(Saved entries)
——
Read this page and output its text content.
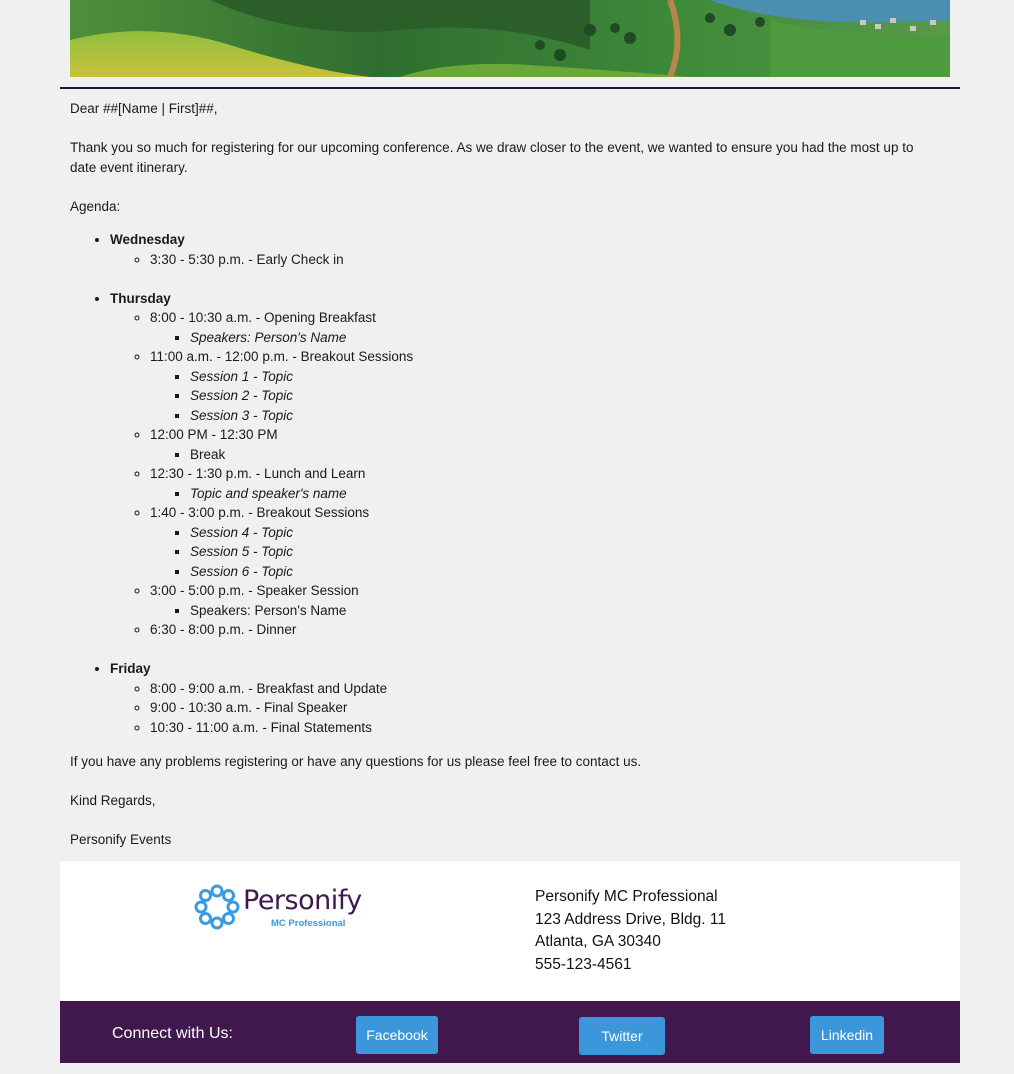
Dear ##[Name | First]##,

Thank you so much for registering for our upcoming conference. As we draw closer to the event, we wanted to ensure you had the most up to date event itinerary.

Agenda:

• Wednesday
◦ 3:30 - 5:30 p.m. - Early Check in
• Thursday
◦ 8:00 - 10:30 a.m. - Opening Breakfast
▪ Speakers: Person's Name
◦ 11:00 a.m. - 12:00 p.m. - Breakout Sessions
▪ Session 1 - Topic
▪ Session 2 - Topic
▪ Session 3 - Topic
◦ 12:00 PM - 12:30 PM
▪ Break
◦ 12:30 - 1:30 p.m. - Lunch and Learn
▪ Topic and speaker's name
◦ 1:40 - 3:00 p.m. - Breakout Sessions
▪ Session 4 - Topic
▪ Session 5 - Topic
▪ Session 6 - Topic
◦ 3:00 - 5:00 p.m. - Speaker Session
▪ Speakers: Person's Name
◦ 6:30 - 8:00 p.m. - Dinner
• Friday
◦ 8:00 - 9:00 a.m. - Breakfast and Update
◦ 9:00 - 10:30 a.m. - Final Speaker
◦ 10:30 - 11:00 a.m. - Final Statements

If you have any problems registering or have any questions for us please feel free to contact us.

Kind Regards,

Personify Events

Personify
MC Professional
Personify MC Professional
123 Address Drive, Bldg. 11
Atlanta, GA 30340
555-123-4561
Connect with Us:	Facebook	Twitter	Linkedin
——
◆ Stated problem ◆
Retype the whole listing, keeping every line identical and omitting all pictures.

◆ Right answer ◆
Read this page and output its text content.
Dear ##[Name | First]##,

Thank you so much for registering for our upcoming conference. As we draw closer to the event, we wanted to ensure you had the most up to date event itinerary.

Agenda:

• Wednesday
◦ 3:30 - 5:30 p.m. - Early Check in
• Thursday
◦ 8:00 - 10:30 a.m. - Opening Breakfast
▪ Speakers: Person's Name
◦ 11:00 a.m. - 12:00 p.m. - Breakout Sessions
▪ Session 1 - Topic
▪ Session 2 - Topic
▪ Session 3 - Topic
◦ 12:00 PM - 12:30 PM
▪ Break
◦ 12:30 - 1:30 p.m. - Lunch and Learn
▪ Topic and speaker's name
◦ 1:40 - 3:00 p.m. - Breakout Sessions
▪ Session 4 - Topic
▪ Session 5 - Topic
▪ Session 6 - Topic
◦ 3:00 - 5:00 p.m. - Speaker Session
▪ Speakers: Person's Name
◦ 6:30 - 8:00 p.m. - Dinner
• Friday
◦ 8:00 - 9:00 a.m. - Breakfast and Update
◦ 9:00 - 10:30 a.m. - Final Speaker
◦ 10:30 - 11:00 a.m. - Final Statements

If you have any problems registering or have any questions for us please feel free to contact us.

Kind Regards,

Personify Events

Personify
MC Professional
Personify MC Professional
123 Address Drive, Bldg. 11
Atlanta, GA 30340
555-123-4561
Connect with Us:	Facebook	Twitter	Linkedin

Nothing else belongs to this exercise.